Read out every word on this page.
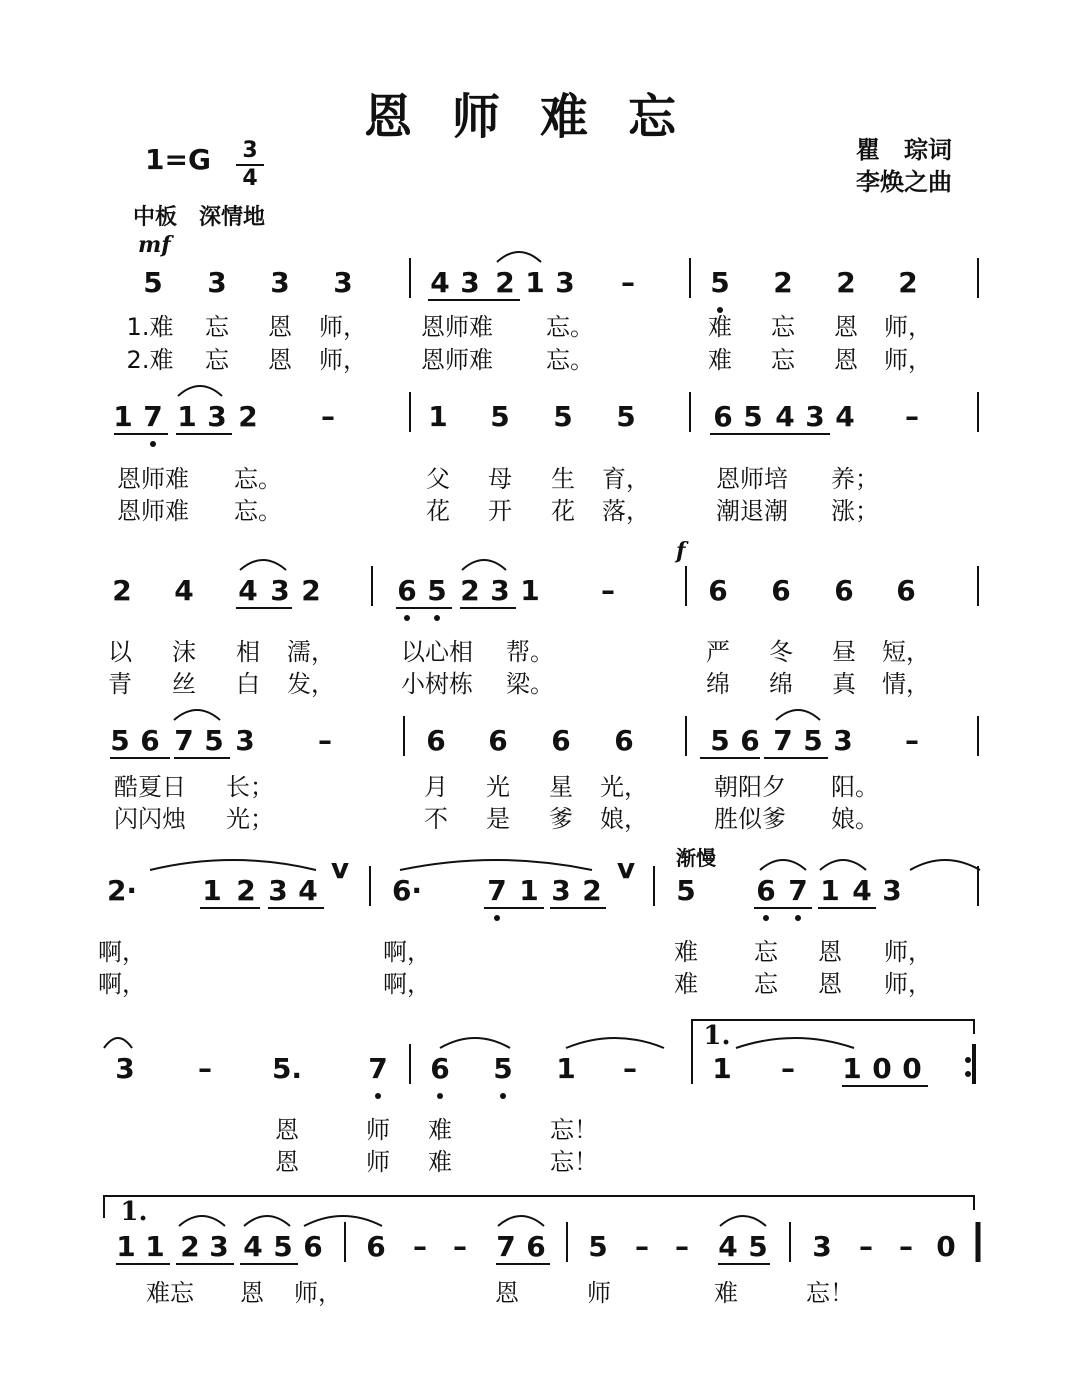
恩师难忘
1=G 3
4
瞿　琮词
李焕之曲
中板　深情地
mf
f
渐慢
5 3 3 3	4 3 2 1 3 –	5 2 2 2
1.难 忘 恩 师， 恩师难 忘。	难 忘 恩 师，
2.难 忘 恩 师， 恩师难 忘。	难 忘 恩 师，
1 7 1 3 2 –	1 5 5 5	6 5 4 3 4 –
恩师难 忘。	父 母 生 育，	恩师培 养；
恩师难 忘。	花 开 花 落，	潮退潮 涨；
2 4 4 3 2	6 5 2 3 1 –	6 6 6 6
以 沫 相 濡，	以心相 帮。	严 冬 昼 短，
青 丝 白 发，	小树栋 梁。	绵 绵 真 情，
5 6 7 5 3 –	6 6 6 6	5 6 7 5 3 –
酷夏日 长；	月 光 星 光，	朝阳夕 阳。
闪闪烛 光；	不 是 爹 娘，	胜似爹 娘。
2· 1 2 3 4
v
6· 7 1 3 2
v
5 6 7 1 4 3
啊，	啊，	难 忘 恩 师，
啊，	啊，	难 忘 恩 师，
3 – 5. 7 6 5 1 –	1 – 1 0 0
恩	师 难	忘！
恩	师 难	忘！
1 1 2 3 4 5 6 6 – – 7 6 5 – – 4 5 3 – – 0
难忘 恩 师，	恩	师	难	忘！
1.
1.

####################

> YOUR TASK
Do not include images; quote all of the entries above exactly.

> CORRECT OUTPUT
Read out every word on this page.
恩师难忘
1=G 3
4
瞿　琮词
李焕之曲
中板　深情地
mf
f
渐慢
5 3 3 3	4 3 2 1 3 –	5 2 2 2
1.难 忘 恩 师， 恩师难 忘。	难 忘 恩 师，
2.难 忘 恩 师， 恩师难 忘。	难 忘 恩 师，
1 7 1 3 2 –	1 5 5 5	6 5 4 3 4 –
恩师难 忘。	父 母 生 育，	恩师培 养；
恩师难 忘。	花 开 花 落，	潮退潮 涨；
2 4 4 3 2	6 5 2 3 1 –	6 6 6 6
以 沫 相 濡，	以心相 帮。	严 冬 昼 短，
青 丝 白 发，	小树栋 梁。	绵 绵 真 情，
5 6 7 5 3 –	6 6 6 6	5 6 7 5 3 –
酷夏日 长；	月 光 星 光，	朝阳夕 阳。
闪闪烛 光；	不 是 爹 娘，	胜似爹 娘。
2· 1 2 3 4
v
6· 7 1 3 2
v
5 6 7 1 4 3
啊，	啊，	难 忘 恩 师，
啊，	啊，	难 忘 恩 师，
3 – 5. 7 6 5 1 –	1 – 1 0 0
恩	师 难	忘！
恩	师 难	忘！
1 1 2 3 4 5 6 6 – – 7 6 5 – – 4 5 3 – – 0
难忘 恩 师，	恩	师	难	忘！
1.
1.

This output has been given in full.